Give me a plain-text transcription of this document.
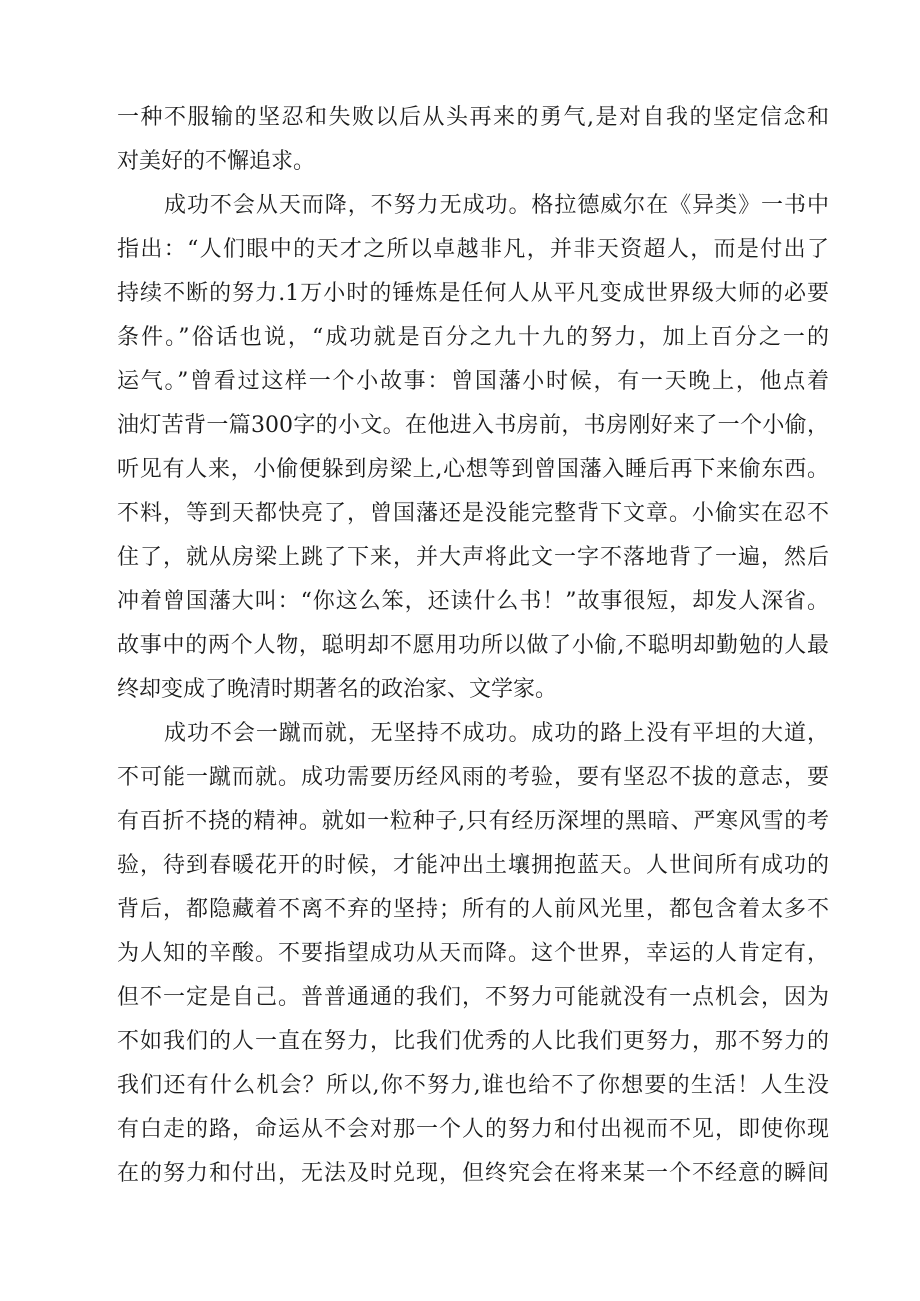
一种不服输的坚忍和失败以后从头再来的勇气,是对自我的坚定信念和
对美好的不懈追求。
成功不会从天而降，不努力无成功。格拉德威尔在《异类》一书中
指出：“人们眼中的天才之所以卓越非凡，并非天资超人，而是付出了
持续不断的努力.1万小时的锤炼是任何人从平凡变成世界级大师的必要
条件。”俗话也说，“成功就是百分之九十九的努力，加上百分之一的
运气。”曾看过这样一个小故事：曾国藩小时候，有一天晚上，他点着
油灯苦背一篇300字的小文。在他进入书房前，书房刚好来了一个小偷，
听见有人来，小偷便躲到房梁上,心想等到曾国藩入睡后再下来偷东西。
不料，等到天都快亮了，曾国藩还是没能完整背下文章。小偷实在忍不
住了，就从房梁上跳了下来，并大声将此文一字不落地背了一遍，然后
冲着曾国藩大叫：“你这么笨，还读什么书！”故事很短，却发人深省。
故事中的两个人物，聪明却不愿用功所以做了小偷,不聪明却勤勉的人最
终却变成了晚清时期著名的政治家、文学家。
成功不会一蹴而就，无坚持不成功。成功的路上没有平坦的大道，
不可能一蹴而就。成功需要历经风雨的考验，要有坚忍不拔的意志，要
有百折不挠的精神。就如一粒种子,只有经历深埋的黑暗、严寒风雪的考
验，待到春暖花开的时候，才能冲出土壤拥抱蓝天。人世间所有成功的
背后，都隐藏着不离不弃的坚持；所有的人前风光里，都包含着太多不
为人知的辛酸。不要指望成功从天而降。这个世界，幸运的人肯定有，
但不一定是自己。普普通通的我们，不努力可能就没有一点机会，因为
不如我们的人一直在努力，比我们优秀的人比我们更努力，那不努力的
我们还有什么机会？所以,你不努力,谁也给不了你想要的生活！人生没
有白走的路，命运从不会对那一个人的努力和付出视而不见，即使你现
在的努力和付出，无法及时兑现，但终究会在将来某一个不经意的瞬间
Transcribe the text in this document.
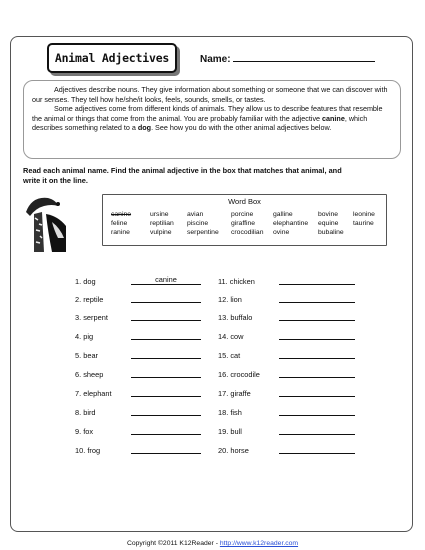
Animal Adjectives	Name:

Adjectives describe nouns. They give information about something or someone that we can discover with our senses. They tell how he/she/it looks, feels, sounds, smells, or tastes.

Some adjectives come from different kinds of animals. They allow us to describe features that resemble the animal or things that come from the animal. You are probably familiar with the adjective canine, which describes something related to a dog. See how you do with the other animal adjectives below.

Read each animal name. Find the animal adjective in the box that matches that animal, and write it on the line.
Word Box
canine
feline
ranine
ursine
reptilian
vulpine
avian
piscine
serpentine
porcine
giraffine
crocodilian
galline
elephantine
ovine
bovine
equine
bubaline
leonine
taurine
1. dog	canine
2. reptile
3. serpent
4. pig
5. bear
6. sheep
7. elephant
8. bird
9. fox
10. frog
11. chicken
12. lion
13. buffalo
14. cow
15. cat
16. crocodile
17. giraffe
18. fish
19. bull
20. horse
Copyright ©2011 K12Reader - http://www.k12reader.com
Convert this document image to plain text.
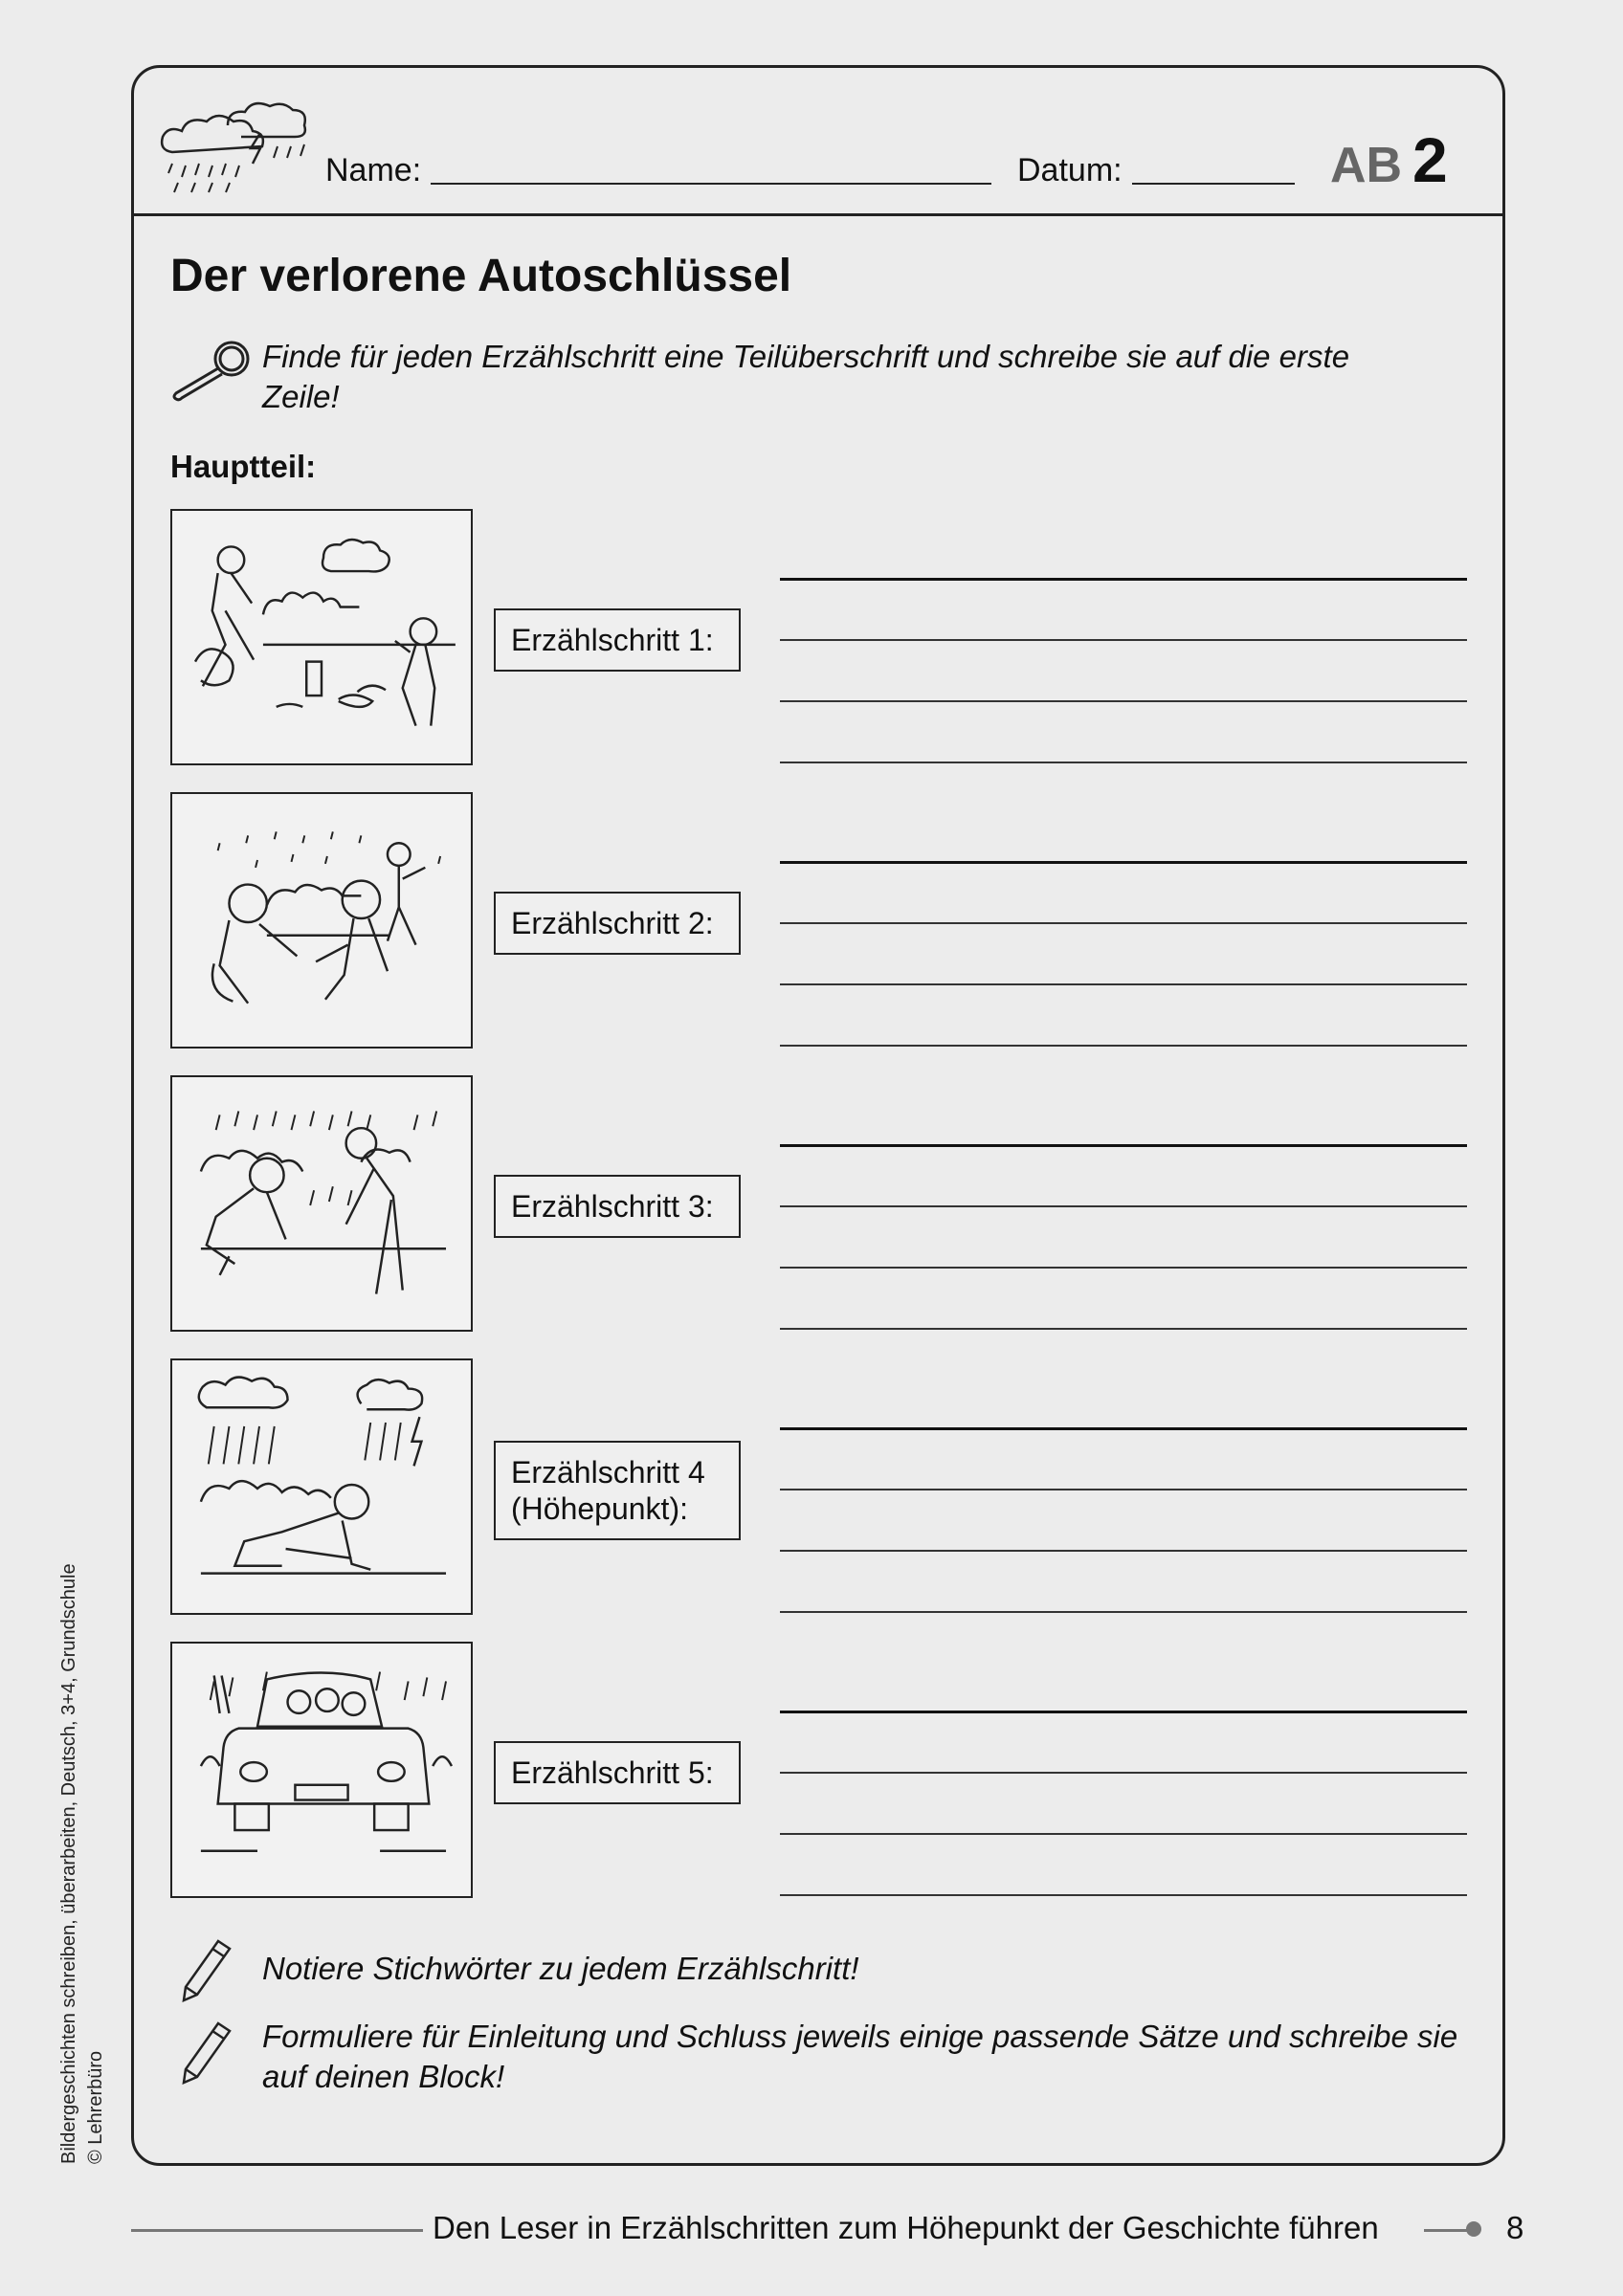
Name:	Datum:	AB 2
Der verlorene Autoschlüssel
Finde für jeden Erzählschritt eine Teilüberschrift und schreibe sie auf die erste Zeile!
Hauptteil:
Erzählschritt 1:
Erzählschritt 2:
Erzählschritt 3:
Erzählschritt 4 (Höhepunkt):
Erzählschritt 5:
Notiere Stichwörter zu jedem Erzählschritt!
Formuliere für Einleitung und Schluss jeweils einige passende Sätze und schreibe sie auf deinen Block!
Bildergeschichten schreiben, überarbeiten, Deutsch, 3+4, Grundschule © Lehrerbüro
Den Leser in Erzählschritten zum Höhepunkt der Geschichte führen	8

Exercise directions: Reproduce the material word for word, minus the images.

Exercise result:
Give me a plain-text transcription of this document.
一种不服输的坚忍和失败以后从头再来的勇气,是对自我的坚定信念和
对美好的不懈追求。
成功不会从天而降，不努力无成功。格拉德威尔在《异类》一书中
指出：“人们眼中的天才之所以卓越非凡，并非天资超人，而是付出了
持续不断的努力.1万小时的锤炼是任何人从平凡变成世界级大师的必要
条件。”俗话也说，“成功就是百分之九十九的努力，加上百分之一的
运气。”曾看过这样一个小故事：曾国藩小时候，有一天晚上，他点着
油灯苦背一篇300字的小文。在他进入书房前，书房刚好来了一个小偷，
听见有人来，小偷便躲到房梁上,心想等到曾国藩入睡后再下来偷东西。
不料，等到天都快亮了，曾国藩还是没能完整背下文章。小偷实在忍不
住了，就从房梁上跳了下来，并大声将此文一字不落地背了一遍，然后
冲着曾国藩大叫：“你这么笨，还读什么书！”故事很短，却发人深省。
故事中的两个人物，聪明却不愿用功所以做了小偷,不聪明却勤勉的人最
终却变成了晚清时期著名的政治家、文学家。
成功不会一蹴而就，无坚持不成功。成功的路上没有平坦的大道，
不可能一蹴而就。成功需要历经风雨的考验，要有坚忍不拔的意志，要
有百折不挠的精神。就如一粒种子,只有经历深埋的黑暗、严寒风雪的考
验，待到春暖花开的时候，才能冲出土壤拥抱蓝天。人世间所有成功的
背后，都隐藏着不离不弃的坚持；所有的人前风光里，都包含着太多不
为人知的辛酸。不要指望成功从天而降。这个世界，幸运的人肯定有，
但不一定是自己。普普通通的我们，不努力可能就没有一点机会，因为
不如我们的人一直在努力，比我们优秀的人比我们更努力，那不努力的
我们还有什么机会？所以,你不努力,谁也给不了你想要的生活！人生没
有白走的路，命运从不会对那一个人的努力和付出视而不见，即使你现
在的努力和付出，无法及时兑现，但终究会在将来某一个不经意的瞬间
Transcribe the text in this document.
Animal Adjectives	Name:

Adjectives describe nouns. They give information about something or someone that we can discover with our senses. They tell how he/she/it looks, feels, sounds, smells, or tastes.

Some adjectives come from different kinds of animals. They allow us to describe features that resemble the animal or things that come from the animal. You are probably familiar with the adjective canine, which describes something related to a dog. See how you do with the other animal adjectives below.

Read each animal name. Find the animal adjective in the box that matches that animal, and write it on the line.
Word Box
canine
feline
ranine
ursine
reptilian
vulpine
avian
piscine
serpentine
porcine
giraffine
crocodilian
galline
elephantine
ovine
bovine
equine
bubaline
leonine
taurine
1. dog	canine
2. reptile
3. serpent
4. pig
5. bear
6. sheep
7. elephant
8. bird
9. fox
10. frog
11. chicken
12. lion
13. buffalo
14. cow
15. cat
16. crocodile
17. giraffe
18. fish
19. bull
20. horse
Copyright ©2011 K12Reader - http://www.k12reader.com
Convert this document image to plain text.
Name:	Datum:	AB 2
Der verlorene Autoschlüssel
Finde für jeden Erzählschritt eine Teilüberschrift und schreibe sie auf die erste Zeile!
Hauptteil:
Erzählschritt 1:
Erzählschritt 2:
Erzählschritt 3:
Erzählschritt 4 (Höhepunkt):
Erzählschritt 5:
Notiere Stichwörter zu jedem Erzählschritt!
Formuliere für Einleitung und Schluss jeweils einige passende Sätze und schreibe sie auf deinen Block!
Bildergeschichten schreiben, überarbeiten, Deutsch, 3+4, Grundschule © Lehrerbüro
Den Leser in Erzählschritten zum Höhepunkt der Geschichte führen	8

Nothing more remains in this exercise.